Provided material:

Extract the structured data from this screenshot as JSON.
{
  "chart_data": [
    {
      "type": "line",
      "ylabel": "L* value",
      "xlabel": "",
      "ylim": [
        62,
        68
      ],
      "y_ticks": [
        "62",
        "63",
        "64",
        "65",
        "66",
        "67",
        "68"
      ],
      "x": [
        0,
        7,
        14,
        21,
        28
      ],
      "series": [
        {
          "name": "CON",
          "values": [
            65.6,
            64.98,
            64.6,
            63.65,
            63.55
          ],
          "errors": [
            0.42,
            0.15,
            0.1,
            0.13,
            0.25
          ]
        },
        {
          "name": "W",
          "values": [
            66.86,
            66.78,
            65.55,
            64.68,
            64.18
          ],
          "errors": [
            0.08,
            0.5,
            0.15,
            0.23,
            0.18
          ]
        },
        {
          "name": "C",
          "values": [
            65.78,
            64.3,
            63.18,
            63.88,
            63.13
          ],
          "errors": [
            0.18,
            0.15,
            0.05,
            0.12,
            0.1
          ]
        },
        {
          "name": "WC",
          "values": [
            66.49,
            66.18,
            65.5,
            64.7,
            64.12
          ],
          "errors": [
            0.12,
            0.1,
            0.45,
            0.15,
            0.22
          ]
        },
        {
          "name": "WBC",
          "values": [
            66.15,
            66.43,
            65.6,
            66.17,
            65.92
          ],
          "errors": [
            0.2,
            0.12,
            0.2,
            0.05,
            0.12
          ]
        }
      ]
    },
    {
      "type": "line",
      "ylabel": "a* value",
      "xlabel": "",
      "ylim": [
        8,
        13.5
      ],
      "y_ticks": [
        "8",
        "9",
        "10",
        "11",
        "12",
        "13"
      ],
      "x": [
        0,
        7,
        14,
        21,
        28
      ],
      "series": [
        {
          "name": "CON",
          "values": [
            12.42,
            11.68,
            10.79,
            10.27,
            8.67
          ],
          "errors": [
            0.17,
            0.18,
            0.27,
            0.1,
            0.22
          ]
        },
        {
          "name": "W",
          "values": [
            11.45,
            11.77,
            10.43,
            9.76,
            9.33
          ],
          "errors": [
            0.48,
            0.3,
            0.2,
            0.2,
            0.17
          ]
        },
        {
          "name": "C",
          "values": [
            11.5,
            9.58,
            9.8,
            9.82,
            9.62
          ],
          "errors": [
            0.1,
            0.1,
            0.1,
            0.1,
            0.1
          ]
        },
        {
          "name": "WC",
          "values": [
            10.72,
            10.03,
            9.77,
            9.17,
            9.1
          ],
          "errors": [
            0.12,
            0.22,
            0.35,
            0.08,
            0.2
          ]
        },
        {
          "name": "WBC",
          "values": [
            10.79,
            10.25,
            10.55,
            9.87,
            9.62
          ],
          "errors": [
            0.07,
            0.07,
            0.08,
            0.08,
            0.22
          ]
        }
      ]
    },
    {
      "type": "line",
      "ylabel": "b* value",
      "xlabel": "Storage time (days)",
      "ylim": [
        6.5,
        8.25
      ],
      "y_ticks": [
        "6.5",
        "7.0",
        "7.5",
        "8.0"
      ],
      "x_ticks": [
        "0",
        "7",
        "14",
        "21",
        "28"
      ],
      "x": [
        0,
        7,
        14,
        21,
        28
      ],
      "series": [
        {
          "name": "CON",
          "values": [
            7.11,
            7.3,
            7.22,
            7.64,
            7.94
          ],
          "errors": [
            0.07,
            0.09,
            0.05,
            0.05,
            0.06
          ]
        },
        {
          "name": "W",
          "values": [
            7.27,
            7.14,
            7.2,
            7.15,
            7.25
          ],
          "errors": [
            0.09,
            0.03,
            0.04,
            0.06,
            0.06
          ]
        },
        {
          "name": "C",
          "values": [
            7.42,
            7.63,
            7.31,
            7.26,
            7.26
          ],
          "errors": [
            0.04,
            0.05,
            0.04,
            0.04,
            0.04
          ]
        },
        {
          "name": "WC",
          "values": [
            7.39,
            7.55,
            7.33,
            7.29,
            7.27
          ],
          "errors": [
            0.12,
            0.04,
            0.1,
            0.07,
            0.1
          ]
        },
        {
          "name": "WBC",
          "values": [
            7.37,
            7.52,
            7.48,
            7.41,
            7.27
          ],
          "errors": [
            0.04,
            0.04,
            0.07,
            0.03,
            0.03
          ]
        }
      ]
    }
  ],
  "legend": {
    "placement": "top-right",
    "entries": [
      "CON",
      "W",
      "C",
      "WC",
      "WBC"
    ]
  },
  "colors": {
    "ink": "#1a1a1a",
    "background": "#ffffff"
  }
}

Brief: Every line of the records that includes the word "ylabel" should be gathered.

Response below:
      "ylabel": "L* value",
      "ylabel": "a* value",
      "ylabel": "b* value",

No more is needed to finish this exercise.